**WHAT NEEDS TO BE DONE**: Which lines in the material below contain the word "products"? Copy each of them.

-------------------------

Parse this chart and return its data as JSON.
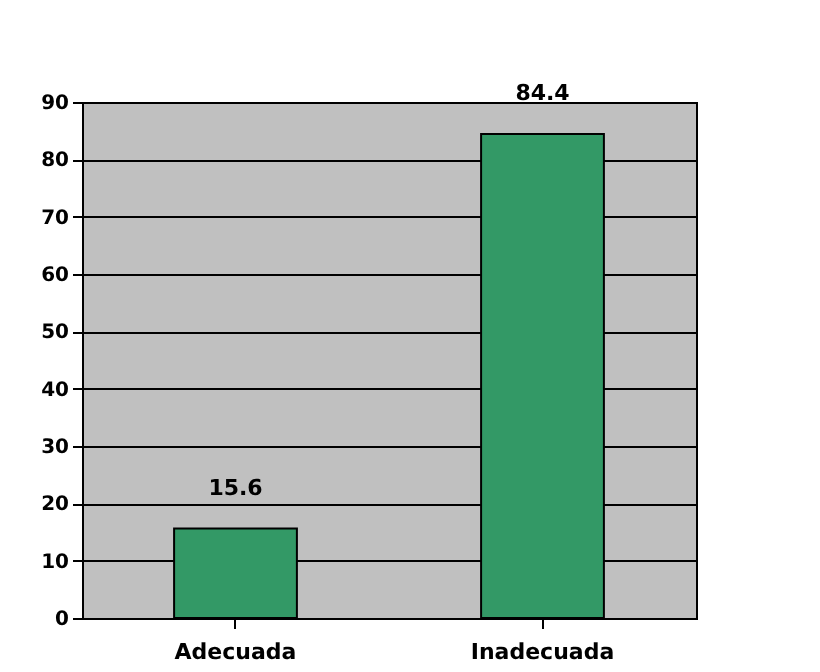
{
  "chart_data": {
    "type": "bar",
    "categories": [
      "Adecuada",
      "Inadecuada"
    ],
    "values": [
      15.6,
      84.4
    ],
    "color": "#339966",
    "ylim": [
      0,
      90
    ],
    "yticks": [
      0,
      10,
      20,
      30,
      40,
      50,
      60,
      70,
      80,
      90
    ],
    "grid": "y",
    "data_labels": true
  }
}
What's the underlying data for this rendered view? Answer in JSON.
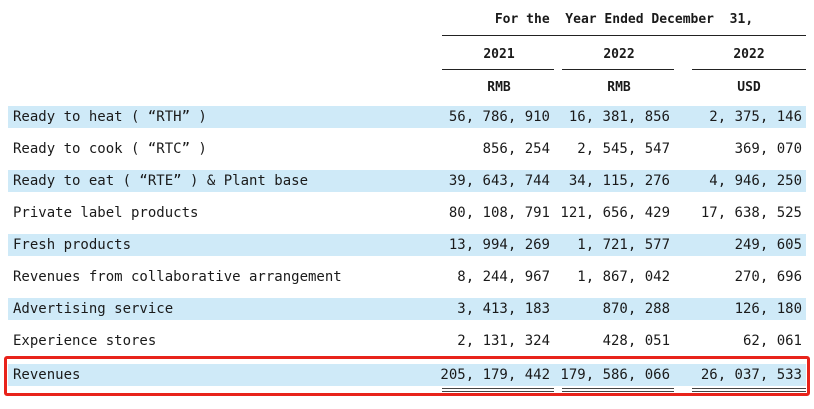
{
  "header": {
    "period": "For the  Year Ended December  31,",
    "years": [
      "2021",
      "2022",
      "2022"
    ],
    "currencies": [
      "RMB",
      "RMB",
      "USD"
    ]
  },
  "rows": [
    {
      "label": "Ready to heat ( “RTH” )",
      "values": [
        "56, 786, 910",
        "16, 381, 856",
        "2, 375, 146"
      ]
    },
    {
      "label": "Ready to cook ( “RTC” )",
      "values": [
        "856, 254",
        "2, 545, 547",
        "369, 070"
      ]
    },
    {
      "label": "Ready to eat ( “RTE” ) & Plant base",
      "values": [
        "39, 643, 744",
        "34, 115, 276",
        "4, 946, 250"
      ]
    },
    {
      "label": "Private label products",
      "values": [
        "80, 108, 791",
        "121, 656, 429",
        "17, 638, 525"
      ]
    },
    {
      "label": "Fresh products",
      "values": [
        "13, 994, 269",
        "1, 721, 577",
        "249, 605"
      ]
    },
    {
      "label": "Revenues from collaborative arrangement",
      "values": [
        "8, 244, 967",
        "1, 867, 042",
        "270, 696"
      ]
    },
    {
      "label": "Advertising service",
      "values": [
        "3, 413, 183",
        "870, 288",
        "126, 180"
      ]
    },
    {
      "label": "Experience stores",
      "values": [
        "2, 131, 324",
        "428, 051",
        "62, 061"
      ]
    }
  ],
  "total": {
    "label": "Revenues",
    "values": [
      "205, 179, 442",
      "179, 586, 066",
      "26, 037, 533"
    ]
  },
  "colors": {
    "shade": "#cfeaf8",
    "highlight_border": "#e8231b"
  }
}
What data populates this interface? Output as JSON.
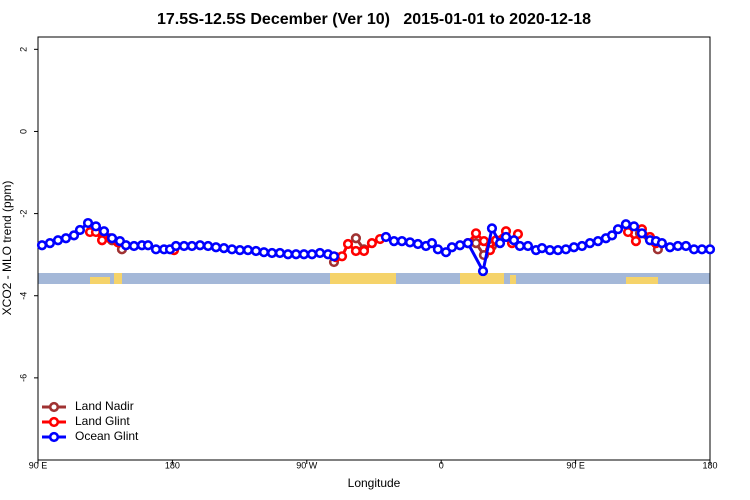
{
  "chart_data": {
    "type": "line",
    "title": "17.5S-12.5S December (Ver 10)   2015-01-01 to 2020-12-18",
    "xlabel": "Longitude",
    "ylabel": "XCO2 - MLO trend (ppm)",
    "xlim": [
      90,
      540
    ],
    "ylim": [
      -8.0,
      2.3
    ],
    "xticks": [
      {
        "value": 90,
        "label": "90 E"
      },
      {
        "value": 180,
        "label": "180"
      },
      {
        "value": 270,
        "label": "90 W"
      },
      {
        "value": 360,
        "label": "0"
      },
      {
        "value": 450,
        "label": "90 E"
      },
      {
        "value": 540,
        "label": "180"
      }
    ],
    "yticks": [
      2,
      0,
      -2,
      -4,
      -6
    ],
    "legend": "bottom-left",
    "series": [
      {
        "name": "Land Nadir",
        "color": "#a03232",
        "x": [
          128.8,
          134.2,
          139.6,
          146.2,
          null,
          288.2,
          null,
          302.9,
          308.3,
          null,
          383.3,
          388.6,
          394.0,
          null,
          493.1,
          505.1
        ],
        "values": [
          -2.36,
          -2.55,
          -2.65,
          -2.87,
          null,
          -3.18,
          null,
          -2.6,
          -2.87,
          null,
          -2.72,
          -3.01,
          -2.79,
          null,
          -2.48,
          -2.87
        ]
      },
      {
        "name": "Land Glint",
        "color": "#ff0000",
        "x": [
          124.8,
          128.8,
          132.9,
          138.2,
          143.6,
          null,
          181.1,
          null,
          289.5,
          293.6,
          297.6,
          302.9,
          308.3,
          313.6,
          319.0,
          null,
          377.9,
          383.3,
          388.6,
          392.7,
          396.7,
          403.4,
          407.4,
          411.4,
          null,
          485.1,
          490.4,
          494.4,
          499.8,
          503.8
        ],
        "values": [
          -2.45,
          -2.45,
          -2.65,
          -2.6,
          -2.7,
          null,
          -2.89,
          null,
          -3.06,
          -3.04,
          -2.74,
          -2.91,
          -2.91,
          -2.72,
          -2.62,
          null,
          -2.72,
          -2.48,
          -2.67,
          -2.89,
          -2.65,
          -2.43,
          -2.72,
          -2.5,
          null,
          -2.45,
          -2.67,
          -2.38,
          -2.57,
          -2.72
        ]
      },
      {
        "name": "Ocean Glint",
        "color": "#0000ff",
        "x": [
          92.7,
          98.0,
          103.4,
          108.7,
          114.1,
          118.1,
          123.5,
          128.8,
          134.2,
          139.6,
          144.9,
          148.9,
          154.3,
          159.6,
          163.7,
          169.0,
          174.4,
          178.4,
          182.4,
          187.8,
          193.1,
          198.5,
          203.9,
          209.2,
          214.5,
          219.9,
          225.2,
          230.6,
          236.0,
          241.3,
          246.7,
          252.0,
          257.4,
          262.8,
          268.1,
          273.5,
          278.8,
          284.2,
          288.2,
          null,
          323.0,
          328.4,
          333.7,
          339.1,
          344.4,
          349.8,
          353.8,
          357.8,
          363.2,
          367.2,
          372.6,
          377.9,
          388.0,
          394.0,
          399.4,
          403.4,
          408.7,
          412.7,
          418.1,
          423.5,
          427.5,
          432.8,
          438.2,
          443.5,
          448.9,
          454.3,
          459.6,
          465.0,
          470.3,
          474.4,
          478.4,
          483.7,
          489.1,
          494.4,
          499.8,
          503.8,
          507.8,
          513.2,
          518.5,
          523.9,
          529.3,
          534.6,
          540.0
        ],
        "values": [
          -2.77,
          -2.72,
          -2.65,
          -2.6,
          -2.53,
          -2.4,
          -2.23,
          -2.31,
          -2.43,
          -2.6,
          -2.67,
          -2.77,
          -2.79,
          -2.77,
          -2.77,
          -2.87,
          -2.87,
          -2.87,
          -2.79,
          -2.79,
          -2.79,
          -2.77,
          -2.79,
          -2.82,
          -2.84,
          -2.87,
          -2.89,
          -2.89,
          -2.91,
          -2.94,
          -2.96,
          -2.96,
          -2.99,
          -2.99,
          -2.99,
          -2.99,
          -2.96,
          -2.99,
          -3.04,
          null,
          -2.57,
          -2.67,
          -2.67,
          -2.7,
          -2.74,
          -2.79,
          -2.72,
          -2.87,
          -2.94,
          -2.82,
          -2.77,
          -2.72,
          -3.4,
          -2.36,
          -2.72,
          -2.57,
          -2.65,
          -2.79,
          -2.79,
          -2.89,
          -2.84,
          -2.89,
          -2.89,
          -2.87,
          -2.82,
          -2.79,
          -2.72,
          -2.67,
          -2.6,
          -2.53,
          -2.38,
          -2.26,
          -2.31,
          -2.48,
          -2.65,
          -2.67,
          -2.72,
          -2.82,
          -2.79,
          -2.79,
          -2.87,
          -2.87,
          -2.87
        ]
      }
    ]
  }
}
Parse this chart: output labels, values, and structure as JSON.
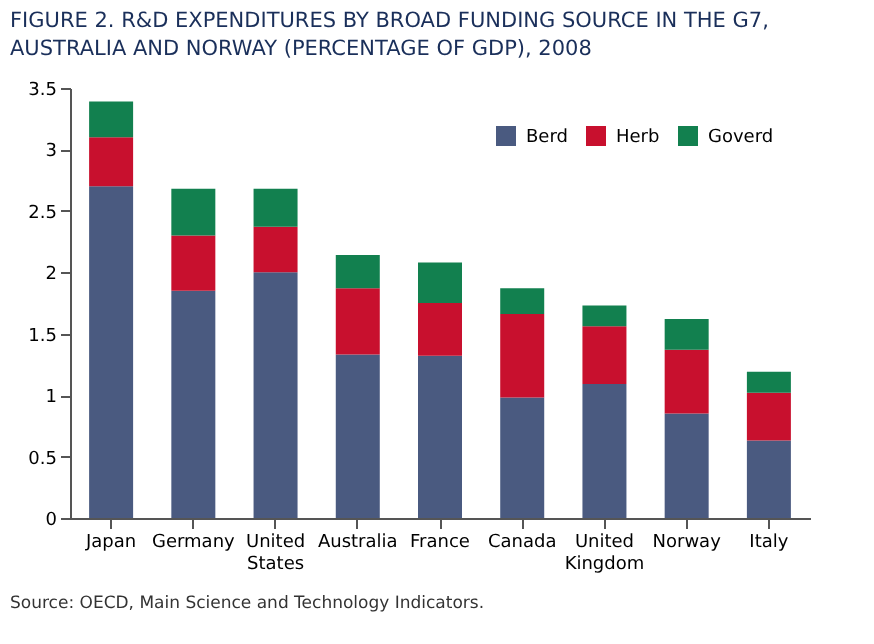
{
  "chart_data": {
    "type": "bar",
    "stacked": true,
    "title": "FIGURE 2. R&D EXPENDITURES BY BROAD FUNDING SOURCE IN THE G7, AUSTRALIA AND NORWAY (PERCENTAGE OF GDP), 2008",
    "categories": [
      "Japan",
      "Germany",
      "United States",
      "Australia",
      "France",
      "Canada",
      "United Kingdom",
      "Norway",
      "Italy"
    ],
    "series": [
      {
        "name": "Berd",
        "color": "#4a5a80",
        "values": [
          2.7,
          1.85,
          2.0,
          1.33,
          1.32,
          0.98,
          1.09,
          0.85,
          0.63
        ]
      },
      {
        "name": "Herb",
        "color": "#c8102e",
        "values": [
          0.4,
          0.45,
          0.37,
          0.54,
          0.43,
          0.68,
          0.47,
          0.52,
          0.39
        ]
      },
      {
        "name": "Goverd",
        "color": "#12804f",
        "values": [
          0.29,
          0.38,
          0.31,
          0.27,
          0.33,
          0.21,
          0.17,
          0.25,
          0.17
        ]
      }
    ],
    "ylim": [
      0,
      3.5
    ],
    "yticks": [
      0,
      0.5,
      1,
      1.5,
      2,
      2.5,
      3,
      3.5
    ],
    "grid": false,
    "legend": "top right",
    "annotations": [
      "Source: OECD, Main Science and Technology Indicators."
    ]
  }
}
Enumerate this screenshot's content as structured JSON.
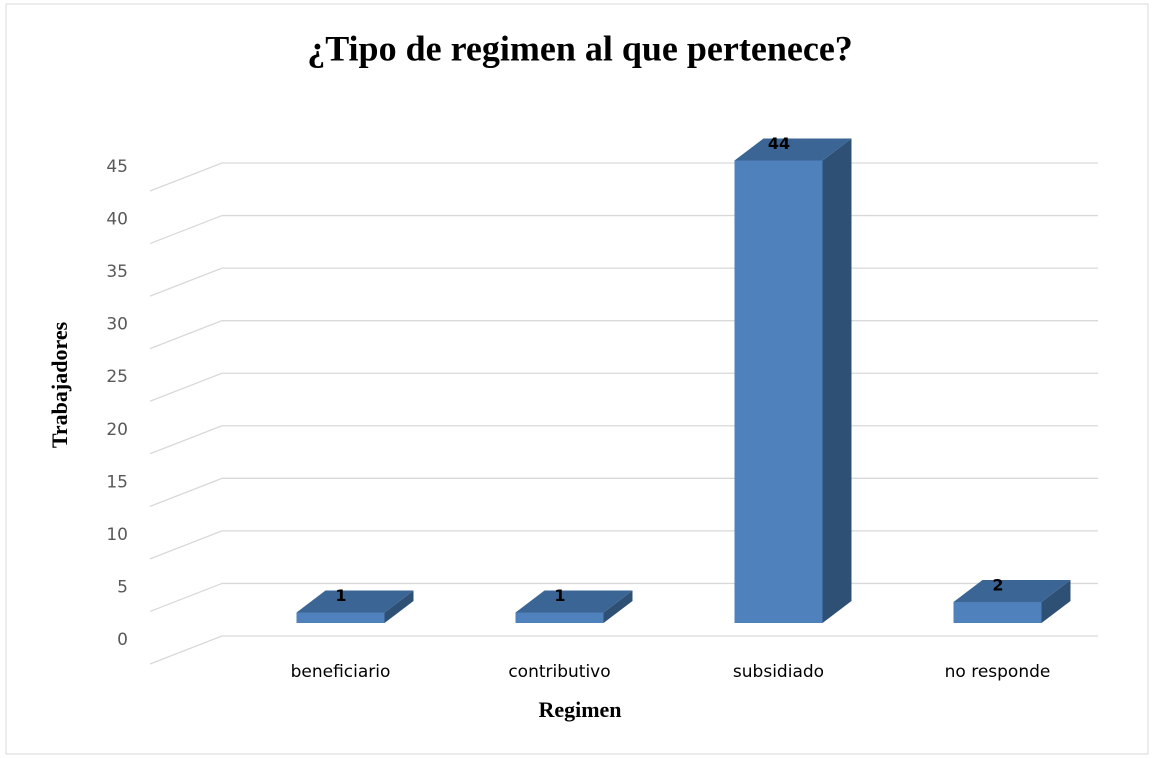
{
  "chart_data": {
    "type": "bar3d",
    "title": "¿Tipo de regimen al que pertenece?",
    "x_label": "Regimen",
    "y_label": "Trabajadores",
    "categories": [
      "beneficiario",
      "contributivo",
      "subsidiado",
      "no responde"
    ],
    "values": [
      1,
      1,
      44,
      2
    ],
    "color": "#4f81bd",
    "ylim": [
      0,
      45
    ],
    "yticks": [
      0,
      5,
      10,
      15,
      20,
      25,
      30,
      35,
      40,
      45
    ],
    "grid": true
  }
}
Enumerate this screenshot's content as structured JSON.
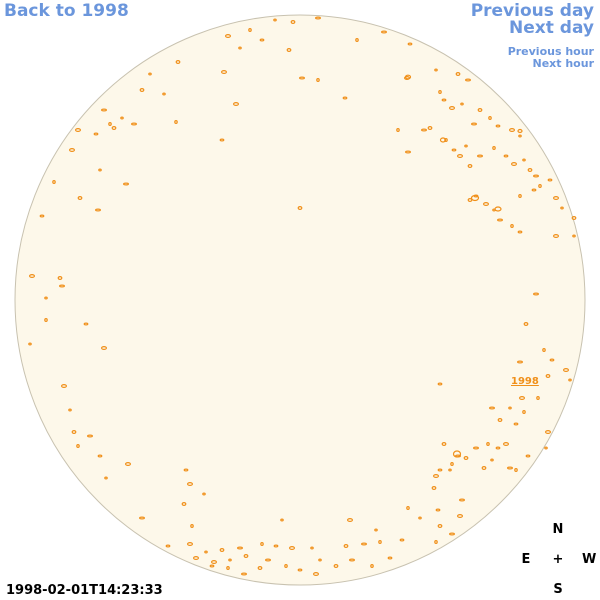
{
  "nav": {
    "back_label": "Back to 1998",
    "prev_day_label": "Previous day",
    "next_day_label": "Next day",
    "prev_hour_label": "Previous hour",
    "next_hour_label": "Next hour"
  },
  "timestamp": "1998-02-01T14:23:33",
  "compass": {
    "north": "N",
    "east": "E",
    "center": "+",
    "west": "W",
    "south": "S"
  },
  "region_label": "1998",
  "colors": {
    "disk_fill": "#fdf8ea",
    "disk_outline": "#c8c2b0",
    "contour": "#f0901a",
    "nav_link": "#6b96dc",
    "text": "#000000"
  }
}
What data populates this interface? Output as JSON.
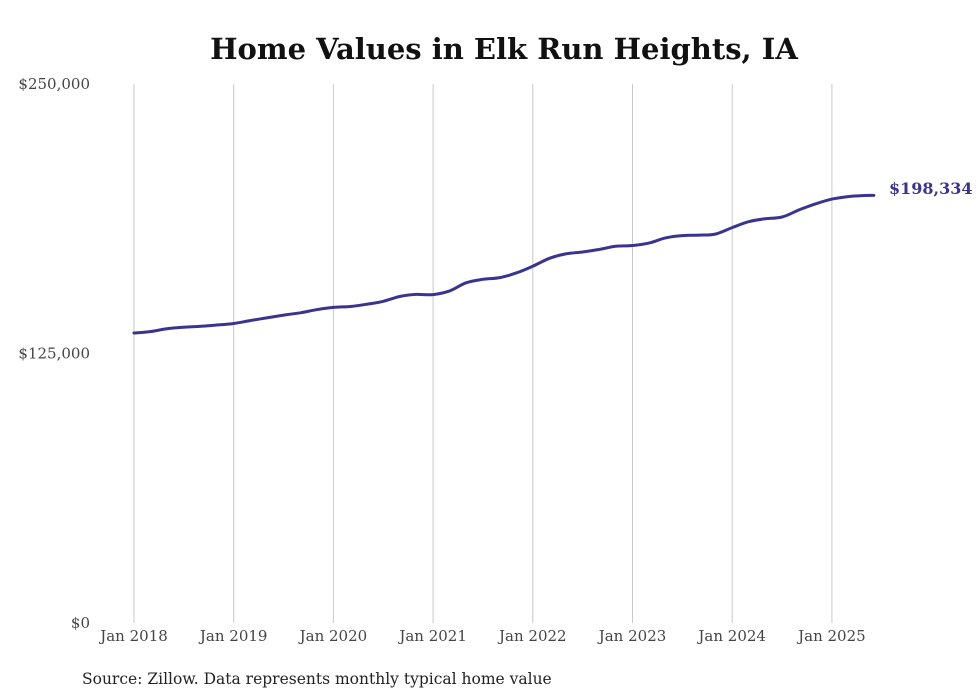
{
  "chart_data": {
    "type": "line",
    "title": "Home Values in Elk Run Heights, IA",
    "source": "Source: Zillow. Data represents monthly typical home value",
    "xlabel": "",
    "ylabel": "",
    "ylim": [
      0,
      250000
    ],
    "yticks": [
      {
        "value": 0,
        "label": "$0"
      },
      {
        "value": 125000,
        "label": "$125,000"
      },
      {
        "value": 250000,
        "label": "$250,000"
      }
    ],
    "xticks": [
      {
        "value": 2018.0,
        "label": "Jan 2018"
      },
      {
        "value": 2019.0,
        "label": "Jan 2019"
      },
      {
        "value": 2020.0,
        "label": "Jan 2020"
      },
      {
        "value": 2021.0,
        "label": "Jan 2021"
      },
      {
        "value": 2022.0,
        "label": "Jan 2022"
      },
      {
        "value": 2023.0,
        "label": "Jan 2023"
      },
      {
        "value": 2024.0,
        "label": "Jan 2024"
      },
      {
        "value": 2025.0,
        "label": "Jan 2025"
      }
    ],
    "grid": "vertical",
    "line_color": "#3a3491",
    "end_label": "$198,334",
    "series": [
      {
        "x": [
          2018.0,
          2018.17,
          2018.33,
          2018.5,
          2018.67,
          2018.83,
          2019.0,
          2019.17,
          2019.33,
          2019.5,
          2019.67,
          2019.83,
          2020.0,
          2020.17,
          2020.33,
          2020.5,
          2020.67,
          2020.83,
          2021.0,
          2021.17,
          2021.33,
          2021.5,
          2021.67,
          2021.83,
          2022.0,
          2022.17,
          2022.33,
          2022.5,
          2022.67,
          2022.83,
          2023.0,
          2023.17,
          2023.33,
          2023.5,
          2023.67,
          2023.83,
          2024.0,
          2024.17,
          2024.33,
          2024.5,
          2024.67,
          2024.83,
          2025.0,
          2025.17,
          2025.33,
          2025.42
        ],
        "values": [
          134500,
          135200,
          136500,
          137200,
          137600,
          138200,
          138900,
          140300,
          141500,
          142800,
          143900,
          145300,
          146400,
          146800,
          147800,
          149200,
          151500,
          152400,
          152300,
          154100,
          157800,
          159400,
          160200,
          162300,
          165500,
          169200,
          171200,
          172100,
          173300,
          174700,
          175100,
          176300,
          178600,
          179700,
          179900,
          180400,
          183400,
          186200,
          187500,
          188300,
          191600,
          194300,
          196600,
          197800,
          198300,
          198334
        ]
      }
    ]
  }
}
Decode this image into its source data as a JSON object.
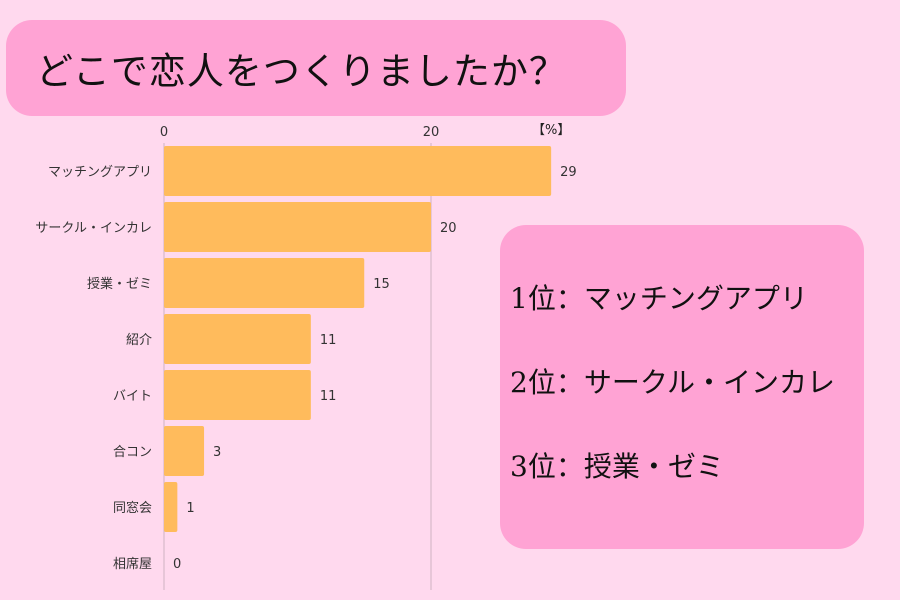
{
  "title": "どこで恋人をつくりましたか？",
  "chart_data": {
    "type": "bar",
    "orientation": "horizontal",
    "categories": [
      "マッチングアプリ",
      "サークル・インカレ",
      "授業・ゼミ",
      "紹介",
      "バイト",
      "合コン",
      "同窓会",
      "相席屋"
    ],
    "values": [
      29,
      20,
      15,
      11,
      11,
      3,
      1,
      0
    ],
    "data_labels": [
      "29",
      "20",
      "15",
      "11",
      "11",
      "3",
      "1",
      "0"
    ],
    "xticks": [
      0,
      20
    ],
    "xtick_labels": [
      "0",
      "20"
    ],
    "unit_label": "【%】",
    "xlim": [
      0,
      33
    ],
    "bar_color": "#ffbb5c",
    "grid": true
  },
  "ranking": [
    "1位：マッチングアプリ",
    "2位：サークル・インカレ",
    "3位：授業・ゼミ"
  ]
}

-------------------------

**FULL ANSWER**:
      "label": "Private label products",
      "label": "Fresh products",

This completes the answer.